TASK TO CARRY OUT:
Reproduce each of the lines word for word.

[BEGIN]

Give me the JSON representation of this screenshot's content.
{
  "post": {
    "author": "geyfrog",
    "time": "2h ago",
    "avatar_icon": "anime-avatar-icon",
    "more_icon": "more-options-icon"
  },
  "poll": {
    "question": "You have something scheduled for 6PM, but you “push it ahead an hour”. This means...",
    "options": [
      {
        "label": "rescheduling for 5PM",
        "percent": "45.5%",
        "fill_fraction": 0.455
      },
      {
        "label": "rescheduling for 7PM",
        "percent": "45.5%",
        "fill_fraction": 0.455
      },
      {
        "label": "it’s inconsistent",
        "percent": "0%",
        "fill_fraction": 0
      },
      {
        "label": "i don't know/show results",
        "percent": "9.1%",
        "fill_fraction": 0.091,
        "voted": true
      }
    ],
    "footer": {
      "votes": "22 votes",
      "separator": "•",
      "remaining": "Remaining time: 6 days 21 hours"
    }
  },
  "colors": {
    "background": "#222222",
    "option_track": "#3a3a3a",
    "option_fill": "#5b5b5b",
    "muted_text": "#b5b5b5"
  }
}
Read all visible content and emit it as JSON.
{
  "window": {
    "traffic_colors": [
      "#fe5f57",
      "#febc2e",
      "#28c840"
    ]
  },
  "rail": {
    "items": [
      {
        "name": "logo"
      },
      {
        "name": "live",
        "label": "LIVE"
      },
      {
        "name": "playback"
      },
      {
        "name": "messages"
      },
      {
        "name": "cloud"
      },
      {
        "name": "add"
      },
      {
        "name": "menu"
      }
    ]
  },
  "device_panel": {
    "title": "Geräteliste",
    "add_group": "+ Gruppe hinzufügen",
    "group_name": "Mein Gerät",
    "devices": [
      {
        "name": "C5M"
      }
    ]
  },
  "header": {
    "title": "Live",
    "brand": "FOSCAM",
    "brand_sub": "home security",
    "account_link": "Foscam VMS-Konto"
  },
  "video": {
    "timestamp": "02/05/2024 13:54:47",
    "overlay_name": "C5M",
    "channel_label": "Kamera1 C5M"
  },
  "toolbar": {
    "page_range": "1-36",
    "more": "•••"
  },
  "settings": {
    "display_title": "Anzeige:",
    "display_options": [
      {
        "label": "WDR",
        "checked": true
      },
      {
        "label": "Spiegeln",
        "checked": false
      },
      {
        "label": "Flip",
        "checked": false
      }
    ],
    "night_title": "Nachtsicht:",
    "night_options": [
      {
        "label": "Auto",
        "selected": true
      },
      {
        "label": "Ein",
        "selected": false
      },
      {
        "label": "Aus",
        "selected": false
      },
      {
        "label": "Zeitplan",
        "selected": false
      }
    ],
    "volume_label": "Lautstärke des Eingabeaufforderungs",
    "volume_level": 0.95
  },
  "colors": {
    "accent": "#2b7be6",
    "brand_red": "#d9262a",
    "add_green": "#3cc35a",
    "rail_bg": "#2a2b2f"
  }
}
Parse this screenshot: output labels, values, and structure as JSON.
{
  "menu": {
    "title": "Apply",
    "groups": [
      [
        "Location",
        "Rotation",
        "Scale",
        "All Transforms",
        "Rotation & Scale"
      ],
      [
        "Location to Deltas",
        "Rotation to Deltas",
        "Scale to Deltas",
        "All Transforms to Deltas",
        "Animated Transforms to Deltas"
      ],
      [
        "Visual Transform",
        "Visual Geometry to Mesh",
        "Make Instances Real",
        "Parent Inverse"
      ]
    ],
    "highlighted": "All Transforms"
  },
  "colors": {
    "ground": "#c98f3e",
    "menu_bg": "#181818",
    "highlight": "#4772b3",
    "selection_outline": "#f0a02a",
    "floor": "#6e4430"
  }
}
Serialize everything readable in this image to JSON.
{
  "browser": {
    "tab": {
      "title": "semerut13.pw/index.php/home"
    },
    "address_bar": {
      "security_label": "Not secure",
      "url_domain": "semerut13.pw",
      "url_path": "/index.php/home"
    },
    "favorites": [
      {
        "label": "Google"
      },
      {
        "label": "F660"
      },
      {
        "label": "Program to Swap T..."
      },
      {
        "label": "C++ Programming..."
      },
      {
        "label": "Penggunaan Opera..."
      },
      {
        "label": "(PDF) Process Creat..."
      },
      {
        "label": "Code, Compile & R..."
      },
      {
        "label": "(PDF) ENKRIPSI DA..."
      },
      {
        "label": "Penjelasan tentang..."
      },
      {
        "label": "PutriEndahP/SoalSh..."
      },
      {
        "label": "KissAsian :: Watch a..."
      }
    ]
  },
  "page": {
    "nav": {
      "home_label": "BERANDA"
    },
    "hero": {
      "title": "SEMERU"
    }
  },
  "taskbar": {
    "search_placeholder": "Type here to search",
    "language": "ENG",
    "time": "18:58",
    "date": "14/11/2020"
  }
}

[END]

TASK RESULT:
Give me the JSON representation of this screenshot's content.
{
  "post": {
    "author": "geyfrog",
    "time": "2h ago",
    "avatar_icon": "anime-avatar-icon",
    "more_icon": "more-options-icon"
  },
  "poll": {
    "question": "You have something scheduled for 6PM, but you “push it ahead an hour”. This means...",
    "options": [
      {
        "label": "rescheduling for 5PM",
        "percent": "45.5%",
        "fill_fraction": 0.455
      },
      {
        "label": "rescheduling for 7PM",
        "percent": "45.5%",
        "fill_fraction": 0.455
      },
      {
        "label": "it’s inconsistent",
        "percent": "0%",
        "fill_fraction": 0
      },
      {
        "label": "i don't know/show results",
        "percent": "9.1%",
        "fill_fraction": 0.091,
        "voted": true
      }
    ],
    "footer": {
      "votes": "22 votes",
      "separator": "•",
      "remaining": "Remaining time: 6 days 21 hours"
    }
  },
  "colors": {
    "background": "#222222",
    "option_track": "#3a3a3a",
    "option_fill": "#5b5b5b",
    "muted_text": "#b5b5b5"
  }
}
Read all visible content and emit it as JSON.
{
  "window": {
    "traffic_colors": [
      "#fe5f57",
      "#febc2e",
      "#28c840"
    ]
  },
  "rail": {
    "items": [
      {
        "name": "logo"
      },
      {
        "name": "live",
        "label": "LIVE"
      },
      {
        "name": "playback"
      },
      {
        "name": "messages"
      },
      {
        "name": "cloud"
      },
      {
        "name": "add"
      },
      {
        "name": "menu"
      }
    ]
  },
  "device_panel": {
    "title": "Geräteliste",
    "add_group": "+ Gruppe hinzufügen",
    "group_name": "Mein Gerät",
    "devices": [
      {
        "name": "C5M"
      }
    ]
  },
  "header": {
    "title": "Live",
    "brand": "FOSCAM",
    "brand_sub": "home security",
    "account_link": "Foscam VMS-Konto"
  },
  "video": {
    "timestamp": "02/05/2024 13:54:47",
    "overlay_name": "C5M",
    "channel_label": "Kamera1 C5M"
  },
  "toolbar": {
    "page_range": "1-36",
    "more": "•••"
  },
  "settings": {
    "display_title": "Anzeige:",
    "display_options": [
      {
        "label": "WDR",
        "checked": true
      },
      {
        "label": "Spiegeln",
        "checked": false
      },
      {
        "label": "Flip",
        "checked": false
      }
    ],
    "night_title": "Nachtsicht:",
    "night_options": [
      {
        "label": "Auto",
        "selected": true
      },
      {
        "label": "Ein",
        "selected": false
      },
      {
        "label": "Aus",
        "selected": false
      },
      {
        "label": "Zeitplan",
        "selected": false
      }
    ],
    "volume_label": "Lautstärke des Eingabeaufforderungs",
    "volume_level": 0.95
  },
  "colors": {
    "accent": "#2b7be6",
    "brand_red": "#d9262a",
    "add_green": "#3cc35a",
    "rail_bg": "#2a2b2f"
  }
}
Parse this screenshot: output labels, values, and structure as JSON.
{
  "menu": {
    "title": "Apply",
    "groups": [
      [
        "Location",
        "Rotation",
        "Scale",
        "All Transforms",
        "Rotation & Scale"
      ],
      [
        "Location to Deltas",
        "Rotation to Deltas",
        "Scale to Deltas",
        "All Transforms to Deltas",
        "Animated Transforms to Deltas"
      ],
      [
        "Visual Transform",
        "Visual Geometry to Mesh",
        "Make Instances Real",
        "Parent Inverse"
      ]
    ],
    "highlighted": "All Transforms"
  },
  "colors": {
    "ground": "#c98f3e",
    "menu_bg": "#181818",
    "highlight": "#4772b3",
    "selection_outline": "#f0a02a",
    "floor": "#6e4430"
  }
}
Serialize everything readable in this image to JSON.
{
  "browser": {
    "tab": {
      "title": "semerut13.pw/index.php/home"
    },
    "address_bar": {
      "security_label": "Not secure",
      "url_domain": "semerut13.pw",
      "url_path": "/index.php/home"
    },
    "favorites": [
      {
        "label": "Google"
      },
      {
        "label": "F660"
      },
      {
        "label": "Program to Swap T..."
      },
      {
        "label": "C++ Programming..."
      },
      {
        "label": "Penggunaan Opera..."
      },
      {
        "label": "(PDF) Process Creat..."
      },
      {
        "label": "Code, Compile & R..."
      },
      {
        "label": "(PDF) ENKRIPSI DA..."
      },
      {
        "label": "Penjelasan tentang..."
      },
      {
        "label": "PutriEndahP/SoalSh..."
      },
      {
        "label": "KissAsian :: Watch a..."
      }
    ]
  },
  "page": {
    "nav": {
      "home_label": "BERANDA"
    },
    "hero": {
      "title": "SEMERU"
    }
  },
  "taskbar": {
    "search_placeholder": "Type here to search",
    "language": "ENG",
    "time": "18:58",
    "date": "14/11/2020"
  }
}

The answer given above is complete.